Exercise objective: The entire listing is to be repeated verbatim.

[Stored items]
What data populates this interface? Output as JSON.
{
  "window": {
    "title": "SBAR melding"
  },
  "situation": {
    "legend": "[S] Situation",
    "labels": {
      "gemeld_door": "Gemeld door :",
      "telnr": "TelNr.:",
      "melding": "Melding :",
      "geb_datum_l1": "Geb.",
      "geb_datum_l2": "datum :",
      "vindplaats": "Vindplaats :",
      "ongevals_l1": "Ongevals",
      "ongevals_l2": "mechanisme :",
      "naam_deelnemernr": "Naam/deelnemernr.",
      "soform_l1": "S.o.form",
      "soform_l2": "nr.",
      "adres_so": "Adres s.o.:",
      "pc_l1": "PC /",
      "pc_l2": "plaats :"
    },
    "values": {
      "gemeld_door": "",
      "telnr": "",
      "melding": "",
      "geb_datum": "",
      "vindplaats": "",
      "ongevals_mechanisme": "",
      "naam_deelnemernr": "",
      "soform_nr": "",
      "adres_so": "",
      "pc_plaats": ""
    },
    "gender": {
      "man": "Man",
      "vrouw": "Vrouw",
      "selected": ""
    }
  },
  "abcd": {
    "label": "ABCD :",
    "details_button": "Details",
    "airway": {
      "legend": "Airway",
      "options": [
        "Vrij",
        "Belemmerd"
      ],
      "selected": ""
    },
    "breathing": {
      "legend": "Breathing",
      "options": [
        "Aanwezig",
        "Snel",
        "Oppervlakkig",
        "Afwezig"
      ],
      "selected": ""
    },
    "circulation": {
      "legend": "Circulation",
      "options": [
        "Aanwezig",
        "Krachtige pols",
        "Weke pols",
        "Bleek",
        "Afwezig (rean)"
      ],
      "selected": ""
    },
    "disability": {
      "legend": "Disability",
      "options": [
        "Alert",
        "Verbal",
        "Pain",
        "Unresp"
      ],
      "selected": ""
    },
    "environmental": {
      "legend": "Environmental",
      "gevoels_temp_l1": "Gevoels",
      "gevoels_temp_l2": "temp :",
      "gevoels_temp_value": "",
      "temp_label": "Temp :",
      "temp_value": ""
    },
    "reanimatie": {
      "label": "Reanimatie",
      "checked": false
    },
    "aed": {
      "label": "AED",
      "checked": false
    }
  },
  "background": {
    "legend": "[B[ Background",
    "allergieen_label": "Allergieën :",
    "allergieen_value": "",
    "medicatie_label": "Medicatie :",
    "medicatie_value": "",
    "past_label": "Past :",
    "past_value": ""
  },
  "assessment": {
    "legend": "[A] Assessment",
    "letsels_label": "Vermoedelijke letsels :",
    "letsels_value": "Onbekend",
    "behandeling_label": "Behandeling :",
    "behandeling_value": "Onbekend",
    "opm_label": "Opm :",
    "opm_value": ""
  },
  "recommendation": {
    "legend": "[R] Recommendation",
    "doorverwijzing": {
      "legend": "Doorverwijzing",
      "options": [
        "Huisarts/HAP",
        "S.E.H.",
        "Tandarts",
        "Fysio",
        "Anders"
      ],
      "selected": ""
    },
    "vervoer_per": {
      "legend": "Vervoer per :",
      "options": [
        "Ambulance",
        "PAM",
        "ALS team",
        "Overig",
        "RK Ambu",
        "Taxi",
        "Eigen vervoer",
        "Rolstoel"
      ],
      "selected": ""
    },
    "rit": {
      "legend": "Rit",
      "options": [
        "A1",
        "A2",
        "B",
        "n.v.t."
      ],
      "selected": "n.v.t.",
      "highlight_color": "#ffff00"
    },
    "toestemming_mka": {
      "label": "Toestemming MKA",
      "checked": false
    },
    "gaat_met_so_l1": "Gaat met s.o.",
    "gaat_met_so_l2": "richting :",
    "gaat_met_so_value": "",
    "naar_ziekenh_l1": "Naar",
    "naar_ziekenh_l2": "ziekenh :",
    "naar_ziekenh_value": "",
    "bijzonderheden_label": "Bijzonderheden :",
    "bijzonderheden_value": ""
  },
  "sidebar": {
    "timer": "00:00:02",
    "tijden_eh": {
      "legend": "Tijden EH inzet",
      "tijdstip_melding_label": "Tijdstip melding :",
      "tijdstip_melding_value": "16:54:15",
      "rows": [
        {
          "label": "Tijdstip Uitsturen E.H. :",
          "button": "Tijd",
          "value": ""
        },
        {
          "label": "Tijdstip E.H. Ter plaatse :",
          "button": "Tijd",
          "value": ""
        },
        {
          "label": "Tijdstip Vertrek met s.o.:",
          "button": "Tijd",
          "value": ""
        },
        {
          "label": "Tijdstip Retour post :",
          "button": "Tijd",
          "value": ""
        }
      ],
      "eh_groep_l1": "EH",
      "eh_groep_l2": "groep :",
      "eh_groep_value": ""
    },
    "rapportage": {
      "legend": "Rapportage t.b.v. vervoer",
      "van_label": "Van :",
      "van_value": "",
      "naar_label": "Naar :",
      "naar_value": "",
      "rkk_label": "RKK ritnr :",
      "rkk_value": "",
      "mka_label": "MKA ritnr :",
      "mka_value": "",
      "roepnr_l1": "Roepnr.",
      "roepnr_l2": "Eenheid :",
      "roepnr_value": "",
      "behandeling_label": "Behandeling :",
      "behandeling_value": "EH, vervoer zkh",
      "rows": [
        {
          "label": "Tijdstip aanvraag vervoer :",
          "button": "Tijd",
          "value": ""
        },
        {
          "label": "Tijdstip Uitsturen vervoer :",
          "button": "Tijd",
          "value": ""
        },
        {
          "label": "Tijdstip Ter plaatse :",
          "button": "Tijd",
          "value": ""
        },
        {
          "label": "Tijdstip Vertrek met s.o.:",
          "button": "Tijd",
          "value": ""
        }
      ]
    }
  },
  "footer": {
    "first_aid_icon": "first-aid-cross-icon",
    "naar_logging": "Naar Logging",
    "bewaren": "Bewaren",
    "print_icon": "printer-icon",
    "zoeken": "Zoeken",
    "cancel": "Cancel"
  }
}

Expected answer:
What data populates this interface? Output as JSON.
{
  "window": {
    "title": "SBAR melding"
  },
  "situation": {
    "legend": "[S] Situation",
    "labels": {
      "gemeld_door": "Gemeld door :",
      "telnr": "TelNr.:",
      "melding": "Melding :",
      "geb_datum_l1": "Geb.",
      "geb_datum_l2": "datum :",
      "vindplaats": "Vindplaats :",
      "ongevals_l1": "Ongevals",
      "ongevals_l2": "mechanisme :",
      "naam_deelnemernr": "Naam/deelnemernr.",
      "soform_l1": "S.o.form",
      "soform_l2": "nr.",
      "adres_so": "Adres s.o.:",
      "pc_l1": "PC /",
      "pc_l2": "plaats :"
    },
    "values": {
      "gemeld_door": "",
      "telnr": "",
      "melding": "",
      "geb_datum": "",
      "vindplaats": "",
      "ongevals_mechanisme": "",
      "naam_deelnemernr": "",
      "soform_nr": "",
      "adres_so": "",
      "pc_plaats": ""
    },
    "gender": {
      "man": "Man",
      "vrouw": "Vrouw",
      "selected": ""
    }
  },
  "abcd": {
    "label": "ABCD :",
    "details_button": "Details",
    "airway": {
      "legend": "Airway",
      "options": [
        "Vrij",
        "Belemmerd"
      ],
      "selected": ""
    },
    "breathing": {
      "legend": "Breathing",
      "options": [
        "Aanwezig",
        "Snel",
        "Oppervlakkig",
        "Afwezig"
      ],
      "selected": ""
    },
    "circulation": {
      "legend": "Circulation",
      "options": [
        "Aanwezig",
        "Krachtige pols",
        "Weke pols",
        "Bleek",
        "Afwezig (rean)"
      ],
      "selected": ""
    },
    "disability": {
      "legend": "Disability",
      "options": [
        "Alert",
        "Verbal",
        "Pain",
        "Unresp"
      ],
      "selected": ""
    },
    "environmental": {
      "legend": "Environmental",
      "gevoels_temp_l1": "Gevoels",
      "gevoels_temp_l2": "temp :",
      "gevoels_temp_value": "",
      "temp_label": "Temp :",
      "temp_value": ""
    },
    "reanimatie": {
      "label": "Reanimatie",
      "checked": false
    },
    "aed": {
      "label": "AED",
      "checked": false
    }
  },
  "background": {
    "legend": "[B[ Background",
    "allergieen_label": "Allergieën :",
    "allergieen_value": "",
    "medicatie_label": "Medicatie :",
    "medicatie_value": "",
    "past_label": "Past :",
    "past_value": ""
  },
  "assessment": {
    "legend": "[A] Assessment",
    "letsels_label": "Vermoedelijke letsels :",
    "letsels_value": "Onbekend",
    "behandeling_label": "Behandeling :",
    "behandeling_value": "Onbekend",
    "opm_label": "Opm :",
    "opm_value": ""
  },
  "recommendation": {
    "legend": "[R] Recommendation",
    "doorverwijzing": {
      "legend": "Doorverwijzing",
      "options": [
        "Huisarts/HAP",
        "S.E.H.",
        "Tandarts",
        "Fysio",
        "Anders"
      ],
      "selected": ""
    },
    "vervoer_per": {
      "legend": "Vervoer per :",
      "options": [
        "Ambulance",
        "PAM",
        "ALS team",
        "Overig",
        "RK Ambu",
        "Taxi",
        "Eigen vervoer",
        "Rolstoel"
      ],
      "selected": ""
    },
    "rit": {
      "legend": "Rit",
      "options": [
        "A1",
        "A2",
        "B",
        "n.v.t."
      ],
      "selected": "n.v.t.",
      "highlight_color": "#ffff00"
    },
    "toestemming_mka": {
      "label": "Toestemming MKA",
      "checked": false
    },
    "gaat_met_so_l1": "Gaat met s.o.",
    "gaat_met_so_l2": "richting :",
    "gaat_met_so_value": "",
    "naar_ziekenh_l1": "Naar",
    "naar_ziekenh_l2": "ziekenh :",
    "naar_ziekenh_value": "",
    "bijzonderheden_label": "Bijzonderheden :",
    "bijzonderheden_value": ""
  },
  "sidebar": {
    "timer": "00:00:02",
    "tijden_eh": {
      "legend": "Tijden EH inzet",
      "tijdstip_melding_label": "Tijdstip melding :",
      "tijdstip_melding_value": "16:54:15",
      "rows": [
        {
          "label": "Tijdstip Uitsturen E.H. :",
          "button": "Tijd",
          "value": ""
        },
        {
          "label": "Tijdstip E.H. Ter plaatse :",
          "button": "Tijd",
          "value": ""
        },
        {
          "label": "Tijdstip Vertrek met s.o.:",
          "button": "Tijd",
          "value": ""
        },
        {
          "label": "Tijdstip Retour post :",
          "button": "Tijd",
          "value": ""
        }
      ],
      "eh_groep_l1": "EH",
      "eh_groep_l2": "groep :",
      "eh_groep_value": ""
    },
    "rapportage": {
      "legend": "Rapportage t.b.v. vervoer",
      "van_label": "Van :",
      "van_value": "",
      "naar_label": "Naar :",
      "naar_value": "",
      "rkk_label": "RKK ritnr :",
      "rkk_value": "",
      "mka_label": "MKA ritnr :",
      "mka_value": "",
      "roepnr_l1": "Roepnr.",
      "roepnr_l2": "Eenheid :",
      "roepnr_value": "",
      "behandeling_label": "Behandeling :",
      "behandeling_value": "EH, vervoer zkh",
      "rows": [
        {
          "label": "Tijdstip aanvraag vervoer :",
          "button": "Tijd",
          "value": ""
        },
        {
          "label": "Tijdstip Uitsturen vervoer :",
          "button": "Tijd",
          "value": ""
        },
        {
          "label": "Tijdstip Ter plaatse :",
          "button": "Tijd",
          "value": ""
        },
        {
          "label": "Tijdstip Vertrek met s.o.:",
          "button": "Tijd",
          "value": ""
        }
      ]
    }
  },
  "footer": {
    "first_aid_icon": "first-aid-cross-icon",
    "naar_logging": "Naar Logging",
    "bewaren": "Bewaren",
    "print_icon": "printer-icon",
    "zoeken": "Zoeken",
    "cancel": "Cancel"
  }
}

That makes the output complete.